- What you will do
Copy each line in the data that includes the word "chevron".

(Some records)
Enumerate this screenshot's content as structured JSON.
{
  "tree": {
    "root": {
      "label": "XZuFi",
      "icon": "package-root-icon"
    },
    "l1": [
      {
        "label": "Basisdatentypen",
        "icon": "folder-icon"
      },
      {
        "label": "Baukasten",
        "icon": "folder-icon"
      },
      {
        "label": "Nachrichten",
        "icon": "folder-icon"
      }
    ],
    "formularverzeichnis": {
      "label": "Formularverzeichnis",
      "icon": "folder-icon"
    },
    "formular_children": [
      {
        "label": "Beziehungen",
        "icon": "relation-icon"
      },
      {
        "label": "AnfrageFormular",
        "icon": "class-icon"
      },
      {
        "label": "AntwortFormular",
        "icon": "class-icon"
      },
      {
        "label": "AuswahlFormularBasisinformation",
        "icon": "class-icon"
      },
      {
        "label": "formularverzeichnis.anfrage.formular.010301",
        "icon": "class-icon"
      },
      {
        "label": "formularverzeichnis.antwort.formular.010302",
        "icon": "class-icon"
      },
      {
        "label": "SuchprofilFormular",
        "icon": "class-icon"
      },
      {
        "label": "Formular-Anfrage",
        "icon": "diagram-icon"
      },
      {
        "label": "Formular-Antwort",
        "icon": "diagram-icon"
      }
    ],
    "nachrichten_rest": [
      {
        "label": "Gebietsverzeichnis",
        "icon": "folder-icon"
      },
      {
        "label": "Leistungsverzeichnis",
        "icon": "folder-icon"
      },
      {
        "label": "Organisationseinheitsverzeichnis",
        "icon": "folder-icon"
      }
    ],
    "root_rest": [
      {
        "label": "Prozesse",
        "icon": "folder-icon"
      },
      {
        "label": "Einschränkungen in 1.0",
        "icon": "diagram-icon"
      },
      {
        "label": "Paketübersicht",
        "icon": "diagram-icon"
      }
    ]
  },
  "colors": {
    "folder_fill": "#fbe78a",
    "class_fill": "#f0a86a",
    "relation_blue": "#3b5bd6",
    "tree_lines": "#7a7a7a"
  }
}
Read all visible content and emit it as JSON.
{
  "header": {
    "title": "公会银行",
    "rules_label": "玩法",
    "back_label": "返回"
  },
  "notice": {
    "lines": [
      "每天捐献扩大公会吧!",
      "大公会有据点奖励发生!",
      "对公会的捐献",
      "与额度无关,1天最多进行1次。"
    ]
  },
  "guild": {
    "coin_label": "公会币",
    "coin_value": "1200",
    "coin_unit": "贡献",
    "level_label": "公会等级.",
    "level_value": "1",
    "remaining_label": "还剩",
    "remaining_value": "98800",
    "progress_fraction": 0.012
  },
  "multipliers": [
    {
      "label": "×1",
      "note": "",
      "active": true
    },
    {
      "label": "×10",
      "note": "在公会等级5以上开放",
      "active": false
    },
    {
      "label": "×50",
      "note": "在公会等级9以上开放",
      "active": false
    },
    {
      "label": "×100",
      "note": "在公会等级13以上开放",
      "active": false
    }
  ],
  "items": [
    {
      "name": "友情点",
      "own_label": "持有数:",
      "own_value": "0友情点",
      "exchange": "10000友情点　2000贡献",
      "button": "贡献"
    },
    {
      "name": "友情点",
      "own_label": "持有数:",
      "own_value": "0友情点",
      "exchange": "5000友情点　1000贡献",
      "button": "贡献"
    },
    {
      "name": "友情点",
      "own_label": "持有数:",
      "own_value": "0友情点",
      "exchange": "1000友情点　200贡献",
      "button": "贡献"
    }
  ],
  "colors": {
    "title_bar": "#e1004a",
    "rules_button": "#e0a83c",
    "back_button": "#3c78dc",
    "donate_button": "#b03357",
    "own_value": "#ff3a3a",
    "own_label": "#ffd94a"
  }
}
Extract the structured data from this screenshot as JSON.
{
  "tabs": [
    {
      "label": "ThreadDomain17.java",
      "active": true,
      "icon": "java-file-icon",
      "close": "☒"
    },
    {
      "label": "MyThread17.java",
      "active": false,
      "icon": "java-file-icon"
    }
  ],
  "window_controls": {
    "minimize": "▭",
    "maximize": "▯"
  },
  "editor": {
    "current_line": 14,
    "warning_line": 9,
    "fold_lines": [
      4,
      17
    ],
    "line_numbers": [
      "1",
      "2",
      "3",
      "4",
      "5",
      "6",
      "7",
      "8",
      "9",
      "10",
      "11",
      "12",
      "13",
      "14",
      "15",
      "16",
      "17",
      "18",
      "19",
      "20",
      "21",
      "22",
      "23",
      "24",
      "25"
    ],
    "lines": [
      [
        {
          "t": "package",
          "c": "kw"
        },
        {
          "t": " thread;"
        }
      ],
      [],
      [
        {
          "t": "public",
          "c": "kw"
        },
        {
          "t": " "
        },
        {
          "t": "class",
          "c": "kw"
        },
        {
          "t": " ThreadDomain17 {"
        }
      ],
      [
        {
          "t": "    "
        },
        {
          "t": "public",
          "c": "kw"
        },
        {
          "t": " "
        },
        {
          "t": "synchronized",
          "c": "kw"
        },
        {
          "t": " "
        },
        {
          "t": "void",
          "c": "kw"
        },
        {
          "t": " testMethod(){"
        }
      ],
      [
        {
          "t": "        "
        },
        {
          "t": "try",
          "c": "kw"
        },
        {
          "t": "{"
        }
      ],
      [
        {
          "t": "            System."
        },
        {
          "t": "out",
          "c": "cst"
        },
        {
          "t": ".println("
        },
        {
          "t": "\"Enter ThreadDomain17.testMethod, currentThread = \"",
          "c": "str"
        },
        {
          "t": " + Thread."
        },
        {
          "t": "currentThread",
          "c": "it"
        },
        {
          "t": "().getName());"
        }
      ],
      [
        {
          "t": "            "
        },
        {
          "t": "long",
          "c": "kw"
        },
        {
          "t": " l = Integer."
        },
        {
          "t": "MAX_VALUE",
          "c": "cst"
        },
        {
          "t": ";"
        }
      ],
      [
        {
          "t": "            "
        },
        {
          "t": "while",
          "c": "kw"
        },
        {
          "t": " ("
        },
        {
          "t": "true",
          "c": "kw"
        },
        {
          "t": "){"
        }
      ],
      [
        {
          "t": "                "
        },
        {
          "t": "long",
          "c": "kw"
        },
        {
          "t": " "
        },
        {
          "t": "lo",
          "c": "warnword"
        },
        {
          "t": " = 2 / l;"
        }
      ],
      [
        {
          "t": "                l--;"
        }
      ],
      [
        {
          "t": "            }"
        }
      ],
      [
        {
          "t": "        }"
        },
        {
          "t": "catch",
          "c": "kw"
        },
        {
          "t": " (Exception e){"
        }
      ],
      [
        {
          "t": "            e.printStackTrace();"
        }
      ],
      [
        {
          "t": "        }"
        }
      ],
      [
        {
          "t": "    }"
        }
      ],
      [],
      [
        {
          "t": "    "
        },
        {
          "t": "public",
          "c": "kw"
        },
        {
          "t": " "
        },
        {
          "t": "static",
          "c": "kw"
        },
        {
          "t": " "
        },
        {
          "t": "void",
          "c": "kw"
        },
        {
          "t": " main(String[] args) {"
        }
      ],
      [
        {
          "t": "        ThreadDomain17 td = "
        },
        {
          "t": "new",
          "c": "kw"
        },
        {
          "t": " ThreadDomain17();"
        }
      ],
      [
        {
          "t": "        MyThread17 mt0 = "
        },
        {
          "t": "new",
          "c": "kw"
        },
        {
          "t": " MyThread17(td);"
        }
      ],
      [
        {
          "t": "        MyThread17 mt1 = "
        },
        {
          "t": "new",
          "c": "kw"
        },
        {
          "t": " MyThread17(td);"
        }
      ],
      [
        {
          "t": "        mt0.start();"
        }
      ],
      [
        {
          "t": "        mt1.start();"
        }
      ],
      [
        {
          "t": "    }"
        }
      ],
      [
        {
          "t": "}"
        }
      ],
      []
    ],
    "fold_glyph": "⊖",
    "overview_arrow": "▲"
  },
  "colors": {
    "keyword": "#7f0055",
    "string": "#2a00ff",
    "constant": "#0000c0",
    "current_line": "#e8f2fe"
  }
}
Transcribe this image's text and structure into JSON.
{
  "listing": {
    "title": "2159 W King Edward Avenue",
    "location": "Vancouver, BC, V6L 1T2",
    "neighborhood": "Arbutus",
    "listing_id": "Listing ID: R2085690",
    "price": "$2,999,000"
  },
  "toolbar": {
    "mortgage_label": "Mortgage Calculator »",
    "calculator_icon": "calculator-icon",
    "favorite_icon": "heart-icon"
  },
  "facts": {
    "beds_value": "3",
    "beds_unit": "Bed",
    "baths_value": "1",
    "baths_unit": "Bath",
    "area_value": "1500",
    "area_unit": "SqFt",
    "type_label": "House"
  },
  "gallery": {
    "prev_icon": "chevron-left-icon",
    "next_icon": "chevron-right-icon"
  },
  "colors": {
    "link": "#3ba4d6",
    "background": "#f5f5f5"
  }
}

- Output below
    "prev_icon": "chevron-left-icon",
    "next_icon": "chevron-right-icon"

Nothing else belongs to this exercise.